* Goal of the exercise *
Copy only the lines between the one containing "Extract the structured" and the end of the records, both included, leaving out pictures.

* Provided entries *
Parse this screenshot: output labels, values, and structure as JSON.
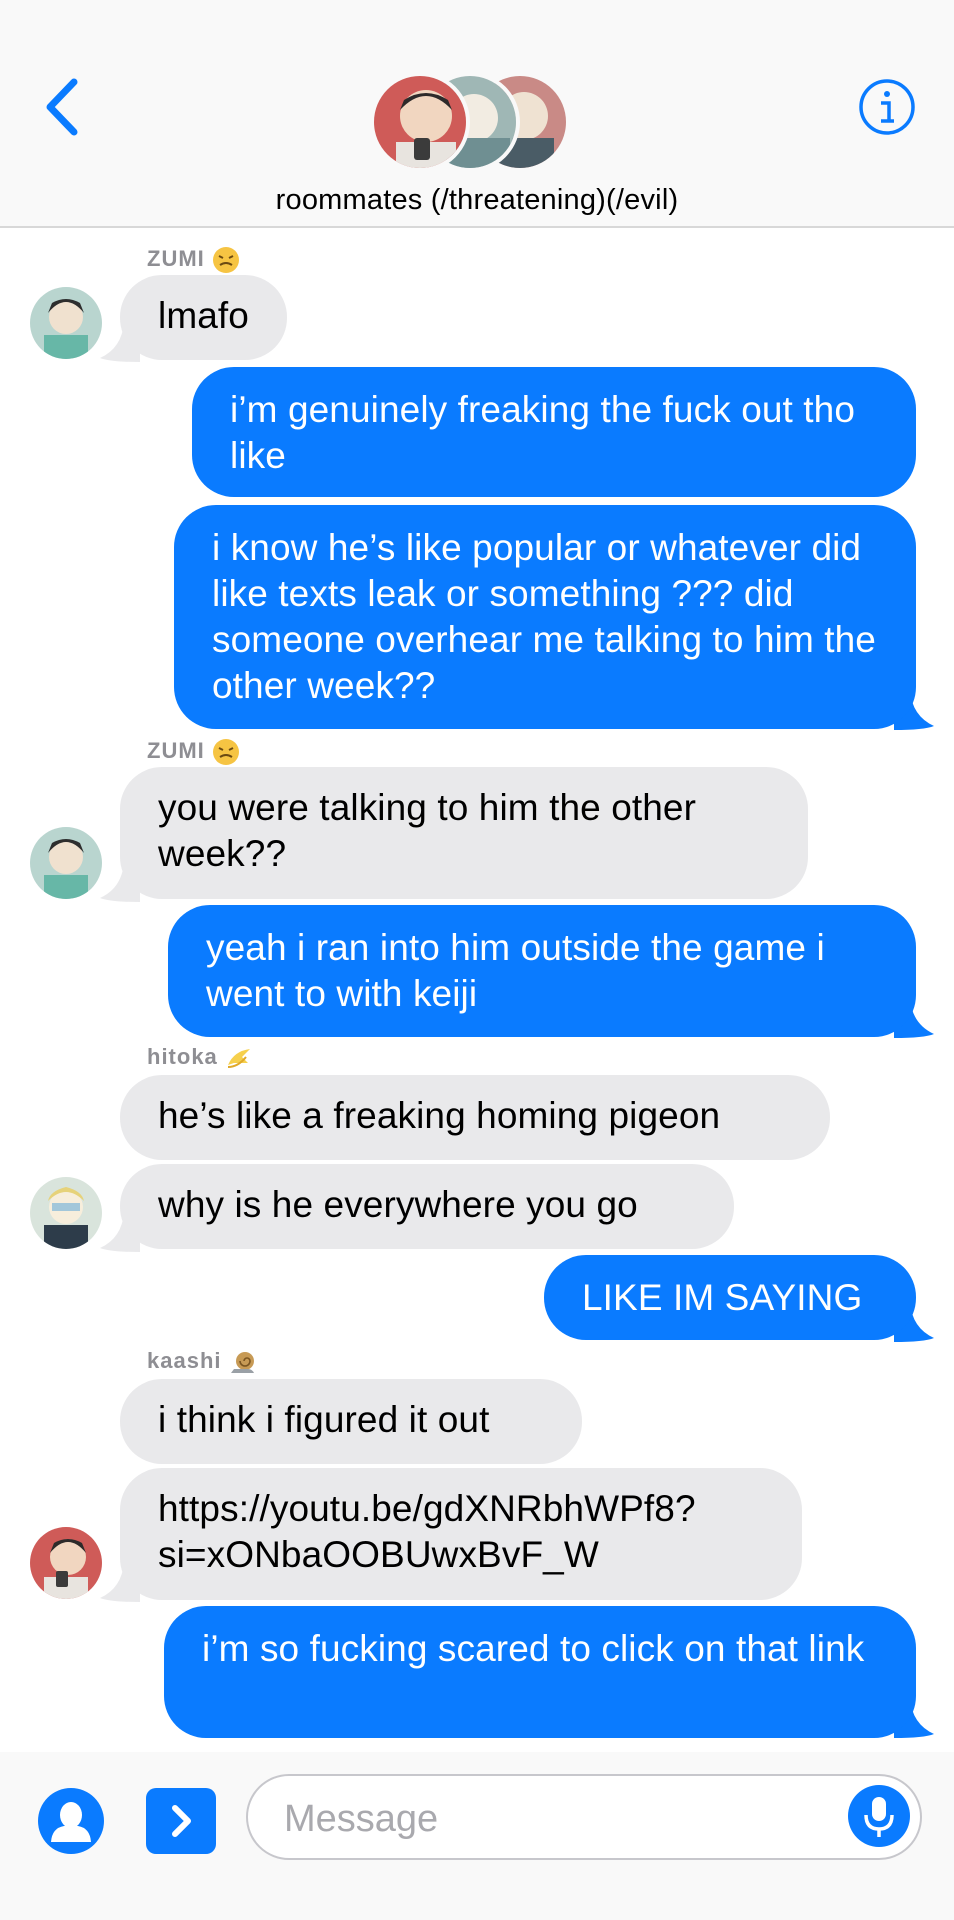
{
  "header": {
    "title": "roommates (/threatening)(/evil)"
  },
  "colors": {
    "accent": "#0a7bff",
    "incoming_bubble": "#e9e9eb",
    "outgoing_bubble": "#0a7bff",
    "sender_label": "#8e8e93"
  },
  "messages": [
    {
      "sender": "ZUMI",
      "sender_emoji": "steam-face-icon",
      "direction": "incoming",
      "text": "lmafo"
    },
    {
      "direction": "outgoing",
      "text": "i’m genuinely freaking the fuck out tho like"
    },
    {
      "direction": "outgoing",
      "text": "i know he’s like popular or whatever did like texts leak or something ??? did someone overhear me talking to him the other week??"
    },
    {
      "sender": "ZUMI",
      "sender_emoji": "steam-face-icon",
      "direction": "incoming",
      "text": "you were talking to him the other week??"
    },
    {
      "direction": "outgoing",
      "text": "yeah i ran into him outside the game i went to with keiji"
    },
    {
      "sender": "hitoka",
      "sender_emoji": "dizzy-icon",
      "direction": "incoming",
      "text": "he’s like a freaking homing pigeon"
    },
    {
      "direction": "incoming",
      "text": "why is he everywhere you go"
    },
    {
      "direction": "outgoing",
      "text": "LIKE IM SAYING"
    },
    {
      "sender": "kaashi",
      "sender_emoji": "snail-icon",
      "direction": "incoming",
      "text": "i think i figured it out"
    },
    {
      "direction": "incoming",
      "text": "https://youtu.be/gdXNRbhWPf8?si=xONbaOOBUwxBvF_W"
    },
    {
      "direction": "outgoing",
      "text": "i’m so fucking scared to click on that link"
    }
  ],
  "composer": {
    "placeholder": "Message"
  }
}
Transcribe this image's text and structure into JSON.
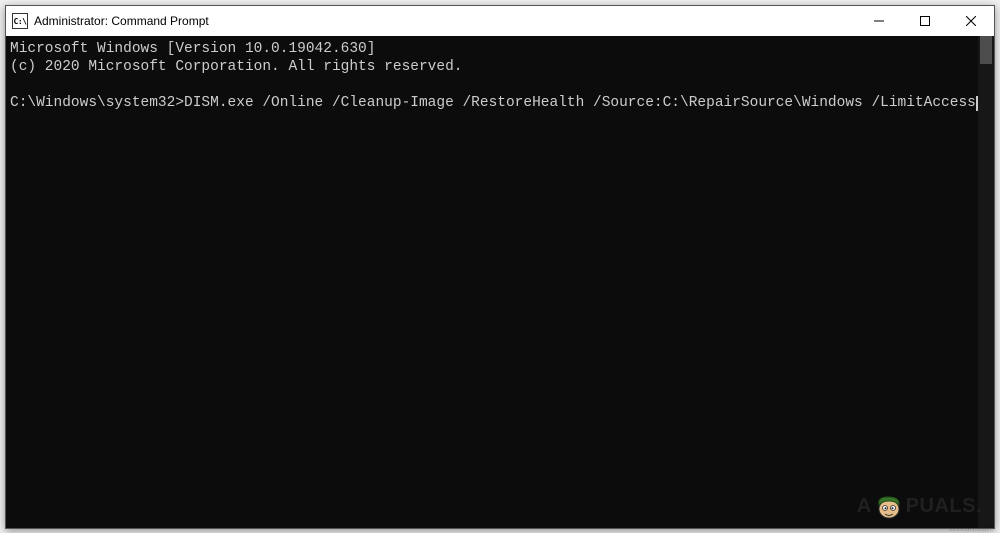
{
  "titlebar": {
    "icon_label": "C:\\",
    "title": "Administrator: Command Prompt"
  },
  "terminal": {
    "line1": "Microsoft Windows [Version 10.0.19042.630]",
    "line2": "(c) 2020 Microsoft Corporation. All rights reserved.",
    "blank": "",
    "prompt": "C:\\Windows\\system32>",
    "command": "DISM.exe /Online /Cleanup-Image /RestoreHealth /Source:C:\\RepairSource\\Windows /LimitAccess"
  },
  "watermark": {
    "prefix": "A",
    "suffix": "PUALS."
  },
  "source_note": "wsxdn.com"
}
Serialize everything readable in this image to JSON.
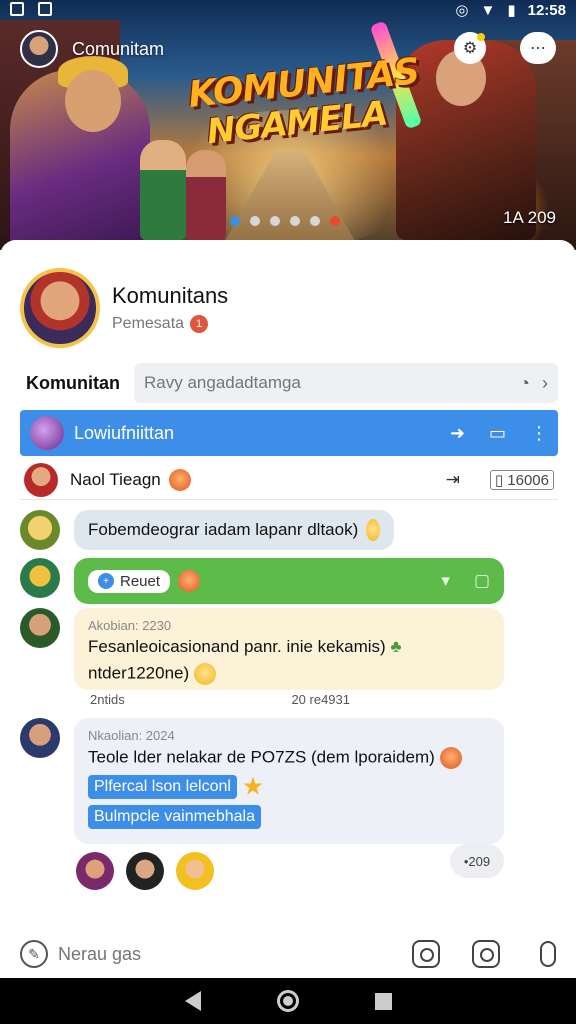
{
  "status_bar": {
    "time": "12:58"
  },
  "hero": {
    "community_name": "Comunitam",
    "banner_title_line1": "KOMUNITAS",
    "banner_title_line2": "NGAMELA",
    "count": "1A 209"
  },
  "profile": {
    "name": "Komunitans",
    "subtitle": "Pemesata",
    "badge": "1"
  },
  "tabs": {
    "active": "Komunitan"
  },
  "search": {
    "placeholder": "Ravy angadadtamga"
  },
  "list": {
    "selected": {
      "label": "Lowiufniittan"
    },
    "item": {
      "label": "Naol Tieagn",
      "count": "16006"
    }
  },
  "messages": [
    {
      "text": "Fobemdeograr iadam lapanr dltaok)"
    },
    {
      "pill": "Reuet"
    },
    {
      "meta": "Akobian: 2230",
      "line1": "Fesanleoicasionand panr. inie kekamis)",
      "line2": "ntder1220ne)"
    },
    {
      "meta": "Nkaolian: 2024",
      "text": "Teole lder nelakar de PO7ZS (dem lporaidem)",
      "tag1": "Plfercal lson lelconl",
      "tag2": "Bulmpcle vainmebhala"
    }
  ],
  "meta_row": {
    "left": "2ntids",
    "right": "20 re4931"
  },
  "reaction_count": "•209",
  "composer": {
    "placeholder": "Nerau gas"
  },
  "colors": {
    "accent": "#3d8ee8",
    "green": "#5dbb4a",
    "yellow_bubble": "#fbf2d8"
  },
  "icons": [
    "camera-icon",
    "video-icon",
    "mic-icon",
    "pen-icon",
    "search-icon",
    "chevron-right-icon",
    "share-icon",
    "more-icon"
  ]
}
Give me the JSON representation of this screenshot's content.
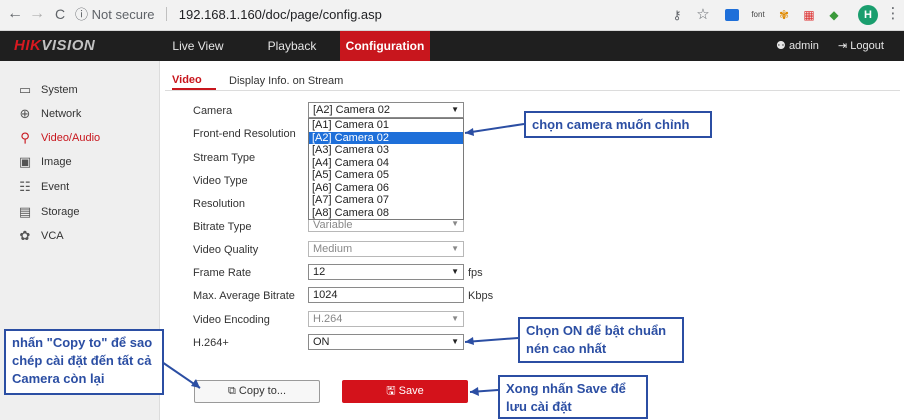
{
  "browser": {
    "back_icon": "←",
    "forward_icon": "→",
    "reload_icon": "C",
    "info_icon": "ⓘ",
    "security_label": "Not secure",
    "url": "192.168.1.160/doc/page/config.asp",
    "key_icon": "⚷",
    "star_icon": "☆",
    "profile_initial": "H",
    "ext_font_label": "font",
    "menu_icon": "⋮"
  },
  "app": {
    "logo_hik": "HIK",
    "logo_vision": "VISION",
    "nav": [
      "Live View",
      "Playback",
      "Configuration"
    ],
    "user_icon": "⚉",
    "user": "admin",
    "logout_icon": "⇥",
    "logout": "Logout"
  },
  "sidebar": {
    "items": [
      {
        "label": "System",
        "icon": "▭"
      },
      {
        "label": "Network",
        "icon": "⊕"
      },
      {
        "label": "Video/Audio",
        "icon": "⚲"
      },
      {
        "label": "Image",
        "icon": "▣"
      },
      {
        "label": "Event",
        "icon": "☷"
      },
      {
        "label": "Storage",
        "icon": "▤"
      },
      {
        "label": "VCA",
        "icon": "✿"
      }
    ]
  },
  "tabs": [
    "Video",
    "Display Info. on Stream"
  ],
  "form": {
    "camera_label": "Camera",
    "camera_value": "[A2] Camera 02",
    "front_end_label": "Front-end Resolution",
    "stream_type_label": "Stream Type",
    "video_type_label": "Video Type",
    "resolution_label": "Resolution",
    "bitrate_type_label": "Bitrate Type",
    "bitrate_type_value": "Variable",
    "video_quality_label": "Video Quality",
    "video_quality_value": "Medium",
    "frame_rate_label": "Frame Rate",
    "frame_rate_value": "12",
    "frame_rate_unit": "fps",
    "max_bitrate_label": "Max. Average Bitrate",
    "max_bitrate_value": "1024",
    "max_bitrate_unit": "Kbps",
    "video_encoding_label": "Video Encoding",
    "video_encoding_value": "H.264",
    "h264plus_label": "H.264+",
    "h264plus_value": "ON",
    "arrow": "▼"
  },
  "camera_options": [
    "[A1] Camera 01",
    "[A2] Camera 02",
    "[A3] Camera 03",
    "[A4] Camera 04",
    "[A5] Camera 05",
    "[A6] Camera 06",
    "[A7] Camera 07",
    "[A8] Camera 08"
  ],
  "buttons": {
    "copy_icon": "⧉",
    "copy": "Copy to...",
    "save_icon": "🖫",
    "save": "Save"
  },
  "annotations": {
    "camera_note": "chọn camera muốn chỉnh",
    "h264_note_line1": "Chọn ON để bật chuẩn",
    "h264_note_line2": "nén cao nhất",
    "copy_note_line1": "nhấn \"Copy to\" để sao",
    "copy_note_line2": "chép cài đặt đến tất cả",
    "copy_note_line3": "Camera còn lại",
    "save_note_line1": "Xong nhấn Save để",
    "save_note_line2": "lưu cài đặt",
    "color": "#2b4ea3"
  },
  "colors": {
    "accent_red": "#c8161d",
    "selection_blue": "#1e6fd9"
  }
}
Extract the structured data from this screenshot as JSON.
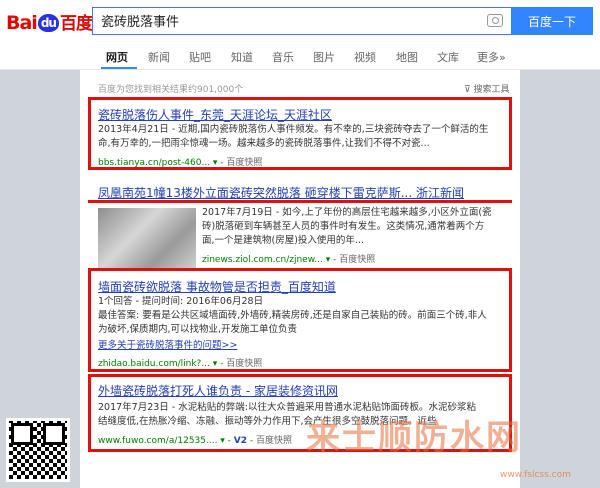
{
  "header": {
    "logo_left": "Bai",
    "logo_paw": "du",
    "logo_right": "百度",
    "search_value": "瓷砖脱落事件",
    "search_button": "百度一下"
  },
  "tabs": [
    "网页",
    "新闻",
    "贴吧",
    "知道",
    "音乐",
    "图片",
    "视频",
    "地图",
    "文库",
    "更多»"
  ],
  "result_count": "百度为您找到相关结果约901,000个",
  "search_tools": "搜索工具",
  "results": [
    {
      "title": "瓷砖脱落伤人事件_东莞_天涯论坛_天涯社区",
      "line1": "2013年4月21日 - 近期,国内瓷砖脱落伤人事件频发。有不幸的,三块瓷砖夺去了一个鲜活的生",
      "line2": "命,有万幸的,一把雨伞惊魂一场。越来越多的瓷砖脱落事件,让我们不得不对瓷...",
      "url": "bbs.tianya.cn/post-460...",
      "snapshot": "百度快照"
    },
    {
      "title": "凤凰南苑1幢13楼外立面瓷砖突然脱落 砸穿楼下雷克萨斯... 浙江新闻",
      "line1": "2017年7月19日 - 如今,上了年份的高层住宅越来越多,小区外立面(瓷",
      "line2": "砖)脱落砸到车辆甚至人员的事件时有发生。这类情况,通常着两个方",
      "line3": "面,一个是建筑物(房屋)投入使用的年...",
      "url": "zinews.ziol.com.cn/zjnew...",
      "snapshot": "百度快照"
    },
    {
      "title": "墙面瓷砖欲脱落 事故物管是否担责_百度知道",
      "line1": "1个回答 - 提问时间: 2016年06月28日",
      "line2": "最佳答案: 要看是公共区域墙面砖,外墙砖,精装房砖,还是自家自己装贴的砖。前面三个砖,非人",
      "line3": "为破坏,保质期内,可以找物业,开发施工单位负责",
      "more": "更多关于瓷砖脱落事件的问题>>",
      "url": "zhidao.baidu.com/link?...",
      "snapshot": "百度快照"
    },
    {
      "title": "外墙瓷砖脱落打死人谁负责 - 家居装修资讯网",
      "line1": "2017年7月23日 - 水泥粘贴的弊端:以往大众普遍采用普通水泥粘贴饰面砖板。水泥砂浆粘",
      "line2": "结缝度低,在热胀冷缩、冻融、振动等外力作用下,会产生很多空鼓脱落问题。近些",
      "url": "www.fuwo.com/a/12535....",
      "badge": "V2",
      "snapshot": "百度快照"
    }
  ],
  "watermark": "来士顺防水网",
  "watermark_url": "www.fslcss.com",
  "colors": {
    "highlight_box": "#e30f0f",
    "link": "#2440b3",
    "url": "#008000",
    "button": "#3385ff"
  }
}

* Answer for the task *
Extract the structured data from this screenshot as JSON.
{
  "header": {
    "logo_left": "Bai",
    "logo_paw": "du",
    "logo_right": "百度",
    "search_value": "瓷砖脱落事件",
    "search_button": "百度一下"
  },
  "tabs": [
    "网页",
    "新闻",
    "贴吧",
    "知道",
    "音乐",
    "图片",
    "视频",
    "地图",
    "文库",
    "更多»"
  ],
  "result_count": "百度为您找到相关结果约901,000个",
  "search_tools": "搜索工具",
  "results": [
    {
      "title": "瓷砖脱落伤人事件_东莞_天涯论坛_天涯社区",
      "line1": "2013年4月21日 - 近期,国内瓷砖脱落伤人事件频发。有不幸的,三块瓷砖夺去了一个鲜活的生",
      "line2": "命,有万幸的,一把雨伞惊魂一场。越来越多的瓷砖脱落事件,让我们不得不对瓷...",
      "url": "bbs.tianya.cn/post-460...",
      "snapshot": "百度快照"
    },
    {
      "title": "凤凰南苑1幢13楼外立面瓷砖突然脱落 砸穿楼下雷克萨斯... 浙江新闻",
      "line1": "2017年7月19日 - 如今,上了年份的高层住宅越来越多,小区外立面(瓷",
      "line2": "砖)脱落砸到车辆甚至人员的事件时有发生。这类情况,通常着两个方",
      "line3": "面,一个是建筑物(房屋)投入使用的年...",
      "url": "zinews.ziol.com.cn/zjnew...",
      "snapshot": "百度快照"
    },
    {
      "title": "墙面瓷砖欲脱落 事故物管是否担责_百度知道",
      "line1": "1个回答 - 提问时间: 2016年06月28日",
      "line2": "最佳答案: 要看是公共区域墙面砖,外墙砖,精装房砖,还是自家自己装贴的砖。前面三个砖,非人",
      "line3": "为破坏,保质期内,可以找物业,开发施工单位负责",
      "more": "更多关于瓷砖脱落事件的问题>>",
      "url": "zhidao.baidu.com/link?...",
      "snapshot": "百度快照"
    },
    {
      "title": "外墙瓷砖脱落打死人谁负责 - 家居装修资讯网",
      "line1": "2017年7月23日 - 水泥粘贴的弊端:以往大众普遍采用普通水泥粘贴饰面砖板。水泥砂浆粘",
      "line2": "结缝度低,在热胀冷缩、冻融、振动等外力作用下,会产生很多空鼓脱落问题。近些",
      "url": "www.fuwo.com/a/12535....",
      "badge": "V2",
      "snapshot": "百度快照"
    }
  ],
  "watermark": "来士顺防水网",
  "watermark_url": "www.fslcss.com",
  "colors": {
    "highlight_box": "#e30f0f",
    "link": "#2440b3",
    "url": "#008000",
    "button": "#3385ff"
  }
}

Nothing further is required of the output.